» **TO BE DONE**
Repeat the records in full and exactly, omitting pictures.

» **DATA FOR PROCESSING**
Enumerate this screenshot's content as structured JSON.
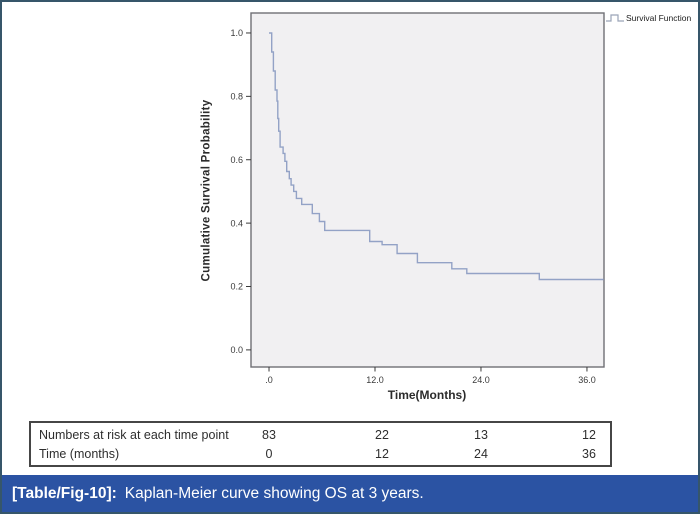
{
  "figure": {
    "caption_label": "[Table/Fig-10]:",
    "caption_text": "Kaplan-Meier curve showing OS at 3 years.",
    "caption_bg": "#2b53a3",
    "border_color": "#36566a"
  },
  "chart_data": {
    "type": "line",
    "subtype": "kaplan-meier-step",
    "title": "",
    "ylabel": "Cumulative Survival Probability",
    "xlabel": "Time(Months)",
    "legend_position": "top-right-outside",
    "legend": [
      {
        "label": "Survival Function",
        "color": "#93a2c6"
      }
    ],
    "plot_bg": "#f1f0f2",
    "frame_color": "#6f6f75",
    "tick_color": "#3a3a3a",
    "grid": false,
    "xlim": [
      -2.04,
      37.93
    ],
    "ylim": [
      -0.054,
      1.063
    ],
    "x_ticks": [
      {
        "value": 0,
        "label": ".0"
      },
      {
        "value": 12,
        "label": "12.0"
      },
      {
        "value": 24,
        "label": "24.0"
      },
      {
        "value": 36,
        "label": "36.0"
      }
    ],
    "y_ticks": [
      {
        "value": 1.0,
        "label": "1.0"
      },
      {
        "value": 0.8,
        "label": "0.8"
      },
      {
        "value": 0.6,
        "label": "0.6"
      },
      {
        "value": 0.4,
        "label": "0.4"
      },
      {
        "value": 0.2,
        "label": "0.2"
      },
      {
        "value": 0.0,
        "label": "0.0"
      }
    ],
    "series": [
      {
        "name": "Survival Function",
        "color": "#93a2c6",
        "steps": [
          [
            0,
            1.0
          ],
          [
            0.3,
            0.94
          ],
          [
            0.5,
            0.88
          ],
          [
            0.7,
            0.82
          ],
          [
            0.9,
            0.785
          ],
          [
            1.0,
            0.73
          ],
          [
            1.1,
            0.69
          ],
          [
            1.25,
            0.64
          ],
          [
            1.6,
            0.62
          ],
          [
            1.8,
            0.595
          ],
          [
            2.0,
            0.563
          ],
          [
            2.3,
            0.54
          ],
          [
            2.5,
            0.52
          ],
          [
            2.8,
            0.5
          ],
          [
            3.1,
            0.478
          ],
          [
            3.7,
            0.459
          ],
          [
            4.9,
            0.43
          ],
          [
            5.7,
            0.405
          ],
          [
            6.3,
            0.377
          ],
          [
            11.4,
            0.342
          ],
          [
            12.8,
            0.332
          ],
          [
            14.5,
            0.304
          ],
          [
            16.8,
            0.275
          ],
          [
            20.7,
            0.256
          ],
          [
            22.4,
            0.241
          ],
          [
            30.6,
            0.222
          ],
          [
            37.9,
            0.222
          ]
        ]
      }
    ]
  },
  "risk_table": {
    "rows": [
      {
        "label": "Numbers at risk at each time point",
        "values": [
          "83",
          "22",
          "13",
          "12"
        ]
      },
      {
        "label": "Time (months)",
        "values": [
          "0",
          "12",
          "24",
          "36"
        ]
      }
    ]
  }
}
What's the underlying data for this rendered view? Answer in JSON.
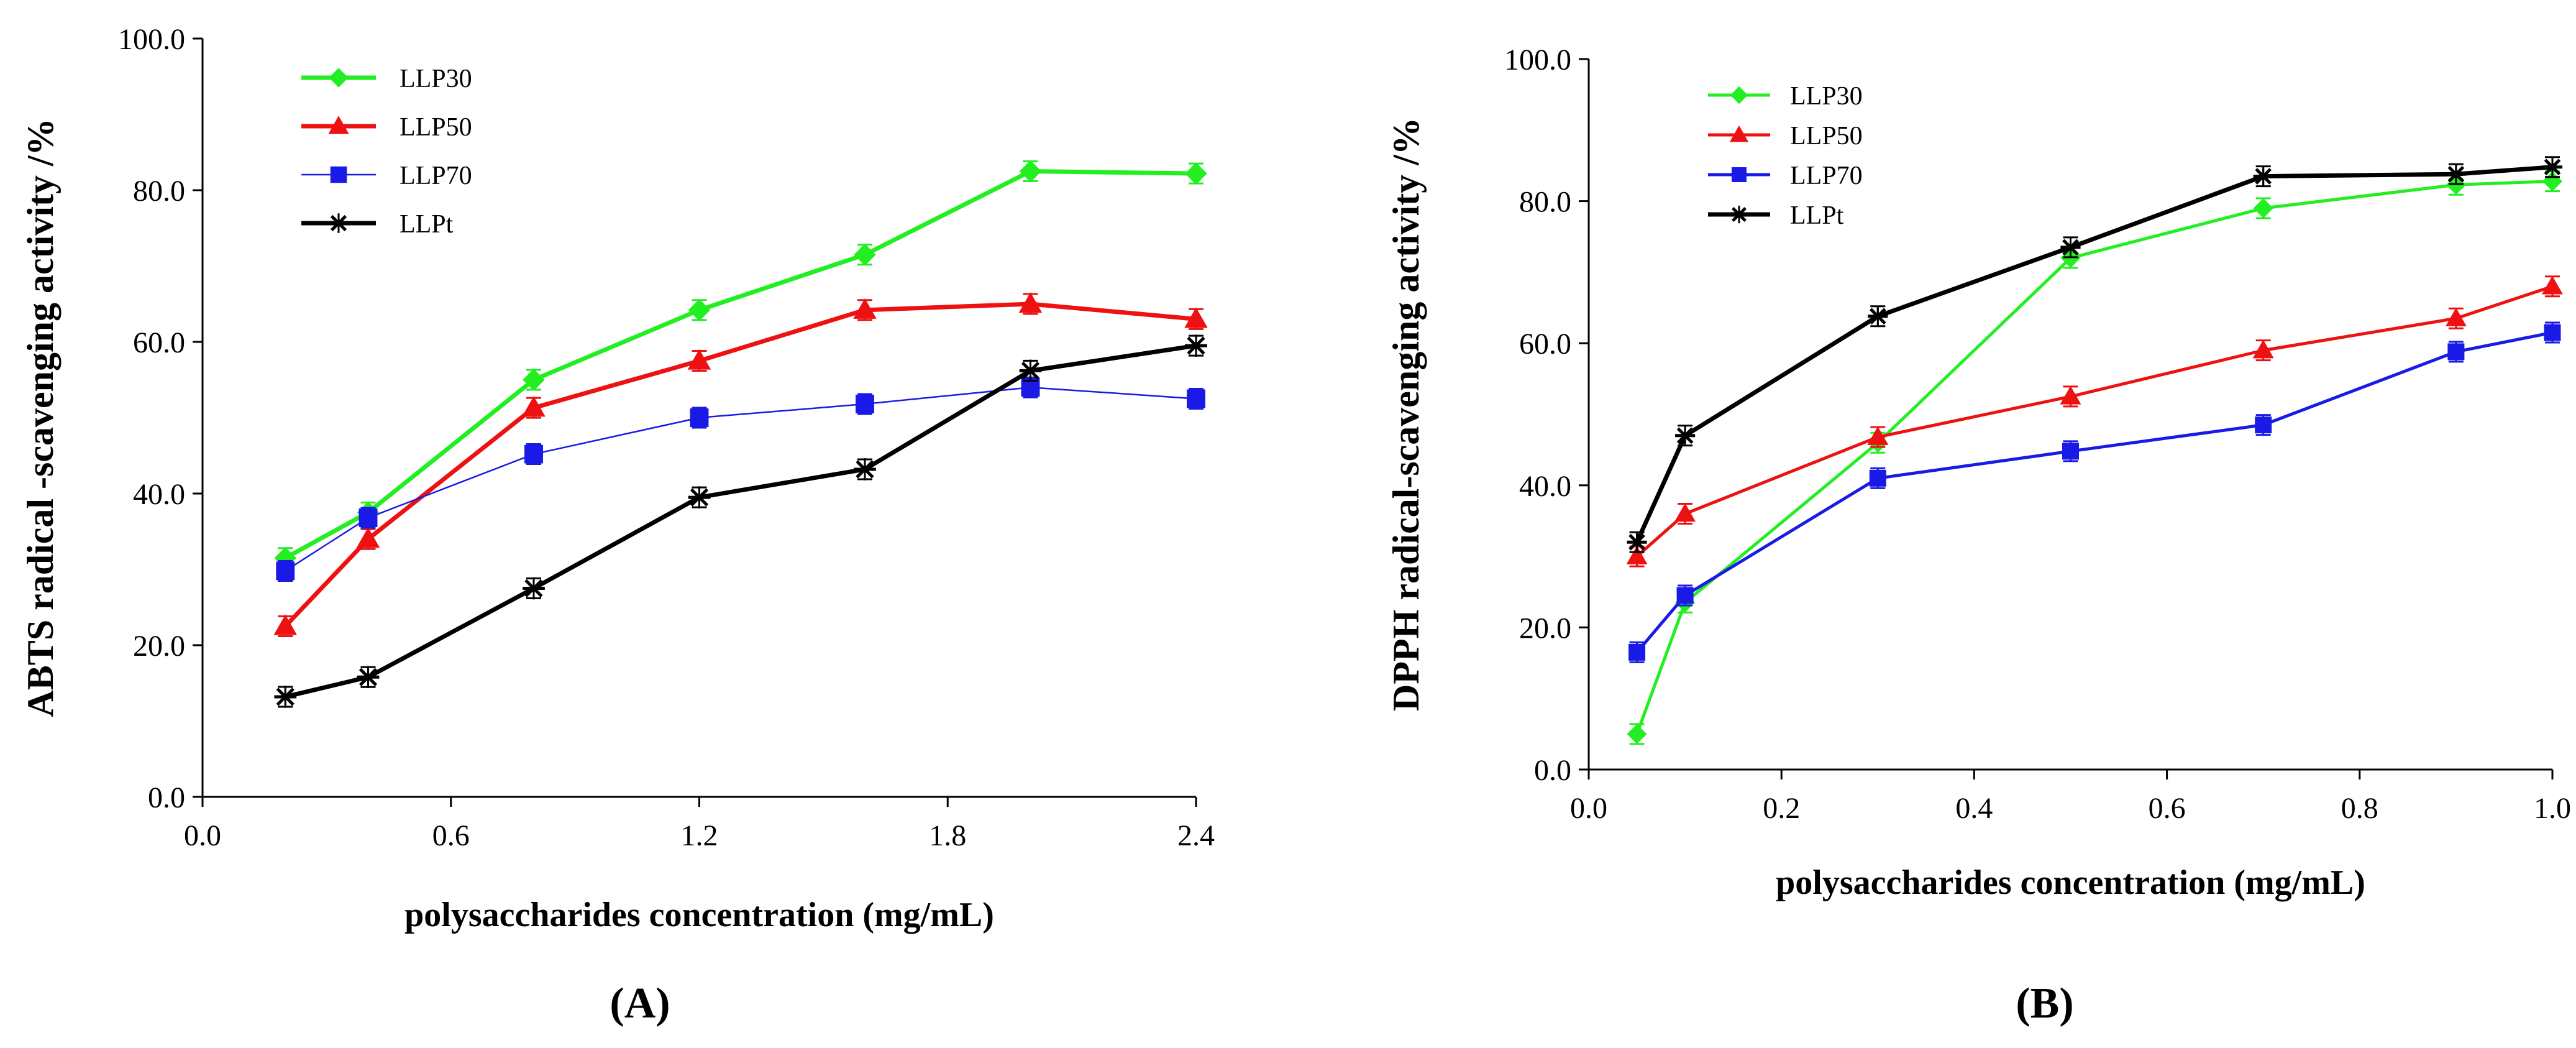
{
  "chart_data": [
    {
      "type": "line",
      "panel_label": "(A)",
      "title": "",
      "xlabel": "polysaccharides concentration (mg/mL)",
      "ylabel": "ABTS radical -scavenging activity /%",
      "xlim": [
        0.0,
        2.4
      ],
      "ylim": [
        0.0,
        100.0
      ],
      "x_ticks": [
        "0.0",
        "0.6",
        "1.2",
        "1.8",
        "2.4"
      ],
      "y_ticks": [
        "0.0",
        "20.0",
        "40.0",
        "60.0",
        "80.0",
        "100.0"
      ],
      "grid": false,
      "legend_position": "top-left",
      "x": [
        0.2,
        0.4,
        0.8,
        1.2,
        1.6,
        2.0,
        2.4
      ],
      "series": [
        {
          "name": "LLP30",
          "color": "#22ee22",
          "marker": "diamond",
          "values": [
            31.5,
            37.5,
            55.0,
            64.2,
            71.5,
            82.5,
            82.2
          ]
        },
        {
          "name": "LLP50",
          "color": "#ee1111",
          "marker": "triangle",
          "values": [
            22.5,
            34.0,
            51.3,
            57.5,
            64.2,
            65.0,
            63.0
          ]
        },
        {
          "name": "LLP70",
          "color": "#1a1ae6",
          "marker": "square",
          "values": [
            29.8,
            36.8,
            45.2,
            50.0,
            51.8,
            54.0,
            52.5
          ]
        },
        {
          "name": "LLPt",
          "color": "#000000",
          "marker": "asterisk",
          "values": [
            13.2,
            15.8,
            27.5,
            39.5,
            43.2,
            56.2,
            59.5
          ]
        }
      ]
    },
    {
      "type": "line",
      "panel_label": "(B)",
      "title": "",
      "xlabel": "polysaccharides concentration (mg/mL)",
      "ylabel": "DPPH radical-scavenging activity /%",
      "xlim": [
        0.0,
        1.0
      ],
      "ylim": [
        0.0,
        100.0
      ],
      "x_ticks": [
        "0.0",
        "0.2",
        "0.4",
        "0.6",
        "0.8",
        "1.0"
      ],
      "y_ticks": [
        "0.0",
        "20.0",
        "40.0",
        "60.0",
        "80.0",
        "100.0"
      ],
      "grid": false,
      "legend_position": "top-left",
      "x": [
        0.05,
        0.1,
        0.3,
        0.5,
        0.7,
        0.9,
        1.0
      ],
      "series": [
        {
          "name": "LLP30",
          "color": "#22ee22",
          "marker": "diamond",
          "values": [
            5.0,
            23.5,
            46.0,
            72.0,
            79.0,
            82.3,
            82.8
          ]
        },
        {
          "name": "LLP50",
          "color": "#ee1111",
          "marker": "triangle",
          "values": [
            30.0,
            36.0,
            46.8,
            52.5,
            59.0,
            63.5,
            68.0
          ]
        },
        {
          "name": "LLP70",
          "color": "#1a1ae6",
          "marker": "square",
          "values": [
            16.5,
            24.5,
            41.0,
            44.8,
            48.5,
            58.8,
            61.5
          ]
        },
        {
          "name": "LLPt",
          "color": "#000000",
          "marker": "asterisk",
          "values": [
            32.0,
            47.0,
            63.8,
            73.5,
            83.5,
            83.8,
            84.8
          ]
        }
      ]
    }
  ]
}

» **OUTPUT FOR THIS TASK**
Enumerate this screenshot's content as structured JSON.
{
  "figure": {
    "caption_label": "[Table/Fig-10]:",
    "caption_text": "Kaplan-Meier curve showing OS at 3 years.",
    "caption_bg": "#2b53a3",
    "border_color": "#36566a"
  },
  "chart_data": {
    "type": "line",
    "subtype": "kaplan-meier-step",
    "title": "",
    "ylabel": "Cumulative Survival Probability",
    "xlabel": "Time(Months)",
    "legend_position": "top-right-outside",
    "legend": [
      {
        "label": "Survival Function",
        "color": "#93a2c6"
      }
    ],
    "plot_bg": "#f1f0f2",
    "frame_color": "#6f6f75",
    "tick_color": "#3a3a3a",
    "grid": false,
    "xlim": [
      -2.04,
      37.93
    ],
    "ylim": [
      -0.054,
      1.063
    ],
    "x_ticks": [
      {
        "value": 0,
        "label": ".0"
      },
      {
        "value": 12,
        "label": "12.0"
      },
      {
        "value": 24,
        "label": "24.0"
      },
      {
        "value": 36,
        "label": "36.0"
      }
    ],
    "y_ticks": [
      {
        "value": 1.0,
        "label": "1.0"
      },
      {
        "value": 0.8,
        "label": "0.8"
      },
      {
        "value": 0.6,
        "label": "0.6"
      },
      {
        "value": 0.4,
        "label": "0.4"
      },
      {
        "value": 0.2,
        "label": "0.2"
      },
      {
        "value": 0.0,
        "label": "0.0"
      }
    ],
    "series": [
      {
        "name": "Survival Function",
        "color": "#93a2c6",
        "steps": [
          [
            0,
            1.0
          ],
          [
            0.3,
            0.94
          ],
          [
            0.5,
            0.88
          ],
          [
            0.7,
            0.82
          ],
          [
            0.9,
            0.785
          ],
          [
            1.0,
            0.73
          ],
          [
            1.1,
            0.69
          ],
          [
            1.25,
            0.64
          ],
          [
            1.6,
            0.62
          ],
          [
            1.8,
            0.595
          ],
          [
            2.0,
            0.563
          ],
          [
            2.3,
            0.54
          ],
          [
            2.5,
            0.52
          ],
          [
            2.8,
            0.5
          ],
          [
            3.1,
            0.478
          ],
          [
            3.7,
            0.459
          ],
          [
            4.9,
            0.43
          ],
          [
            5.7,
            0.405
          ],
          [
            6.3,
            0.377
          ],
          [
            11.4,
            0.342
          ],
          [
            12.8,
            0.332
          ],
          [
            14.5,
            0.304
          ],
          [
            16.8,
            0.275
          ],
          [
            20.7,
            0.256
          ],
          [
            22.4,
            0.241
          ],
          [
            30.6,
            0.222
          ],
          [
            37.9,
            0.222
          ]
        ]
      }
    ]
  },
  "risk_table": {
    "rows": [
      {
        "label": "Numbers at risk at each time point",
        "values": [
          "83",
          "22",
          "13",
          "12"
        ]
      },
      {
        "label": "Time (months)",
        "values": [
          "0",
          "12",
          "24",
          "36"
        ]
      }
    ]
  }
}
What's the underlying data for this rendered view? Answer in JSON.
{
  "chart_data": [
    {
      "type": "line",
      "panel_label": "(A)",
      "title": "",
      "xlabel": "polysaccharides concentration (mg/mL)",
      "ylabel": "ABTS radical -scavenging activity /%",
      "xlim": [
        0.0,
        2.4
      ],
      "ylim": [
        0.0,
        100.0
      ],
      "x_ticks": [
        "0.0",
        "0.6",
        "1.2",
        "1.8",
        "2.4"
      ],
      "y_ticks": [
        "0.0",
        "20.0",
        "40.0",
        "60.0",
        "80.0",
        "100.0"
      ],
      "grid": false,
      "legend_position": "top-left",
      "x": [
        0.2,
        0.4,
        0.8,
        1.2,
        1.6,
        2.0,
        2.4
      ],
      "series": [
        {
          "name": "LLP30",
          "color": "#22ee22",
          "marker": "diamond",
          "values": [
            31.5,
            37.5,
            55.0,
            64.2,
            71.5,
            82.5,
            82.2
          ]
        },
        {
          "name": "LLP50",
          "color": "#ee1111",
          "marker": "triangle",
          "values": [
            22.5,
            34.0,
            51.3,
            57.5,
            64.2,
            65.0,
            63.0
          ]
        },
        {
          "name": "LLP70",
          "color": "#1a1ae6",
          "marker": "square",
          "values": [
            29.8,
            36.8,
            45.2,
            50.0,
            51.8,
            54.0,
            52.5
          ]
        },
        {
          "name": "LLPt",
          "color": "#000000",
          "marker": "asterisk",
          "values": [
            13.2,
            15.8,
            27.5,
            39.5,
            43.2,
            56.2,
            59.5
          ]
        }
      ]
    },
    {
      "type": "line",
      "panel_label": "(B)",
      "title": "",
      "xlabel": "polysaccharides concentration (mg/mL)",
      "ylabel": "DPPH radical-scavenging activity /%",
      "xlim": [
        0.0,
        1.0
      ],
      "ylim": [
        0.0,
        100.0
      ],
      "x_ticks": [
        "0.0",
        "0.2",
        "0.4",
        "0.6",
        "0.8",
        "1.0"
      ],
      "y_ticks": [
        "0.0",
        "20.0",
        "40.0",
        "60.0",
        "80.0",
        "100.0"
      ],
      "grid": false,
      "legend_position": "top-left",
      "x": [
        0.05,
        0.1,
        0.3,
        0.5,
        0.7,
        0.9,
        1.0
      ],
      "series": [
        {
          "name": "LLP30",
          "color": "#22ee22",
          "marker": "diamond",
          "values": [
            5.0,
            23.5,
            46.0,
            72.0,
            79.0,
            82.3,
            82.8
          ]
        },
        {
          "name": "LLP50",
          "color": "#ee1111",
          "marker": "triangle",
          "values": [
            30.0,
            36.0,
            46.8,
            52.5,
            59.0,
            63.5,
            68.0
          ]
        },
        {
          "name": "LLP70",
          "color": "#1a1ae6",
          "marker": "square",
          "values": [
            16.5,
            24.5,
            41.0,
            44.8,
            48.5,
            58.8,
            61.5
          ]
        },
        {
          "name": "LLPt",
          "color": "#000000",
          "marker": "asterisk",
          "values": [
            32.0,
            47.0,
            63.8,
            73.5,
            83.5,
            83.8,
            84.8
          ]
        }
      ]
    }
  ]
}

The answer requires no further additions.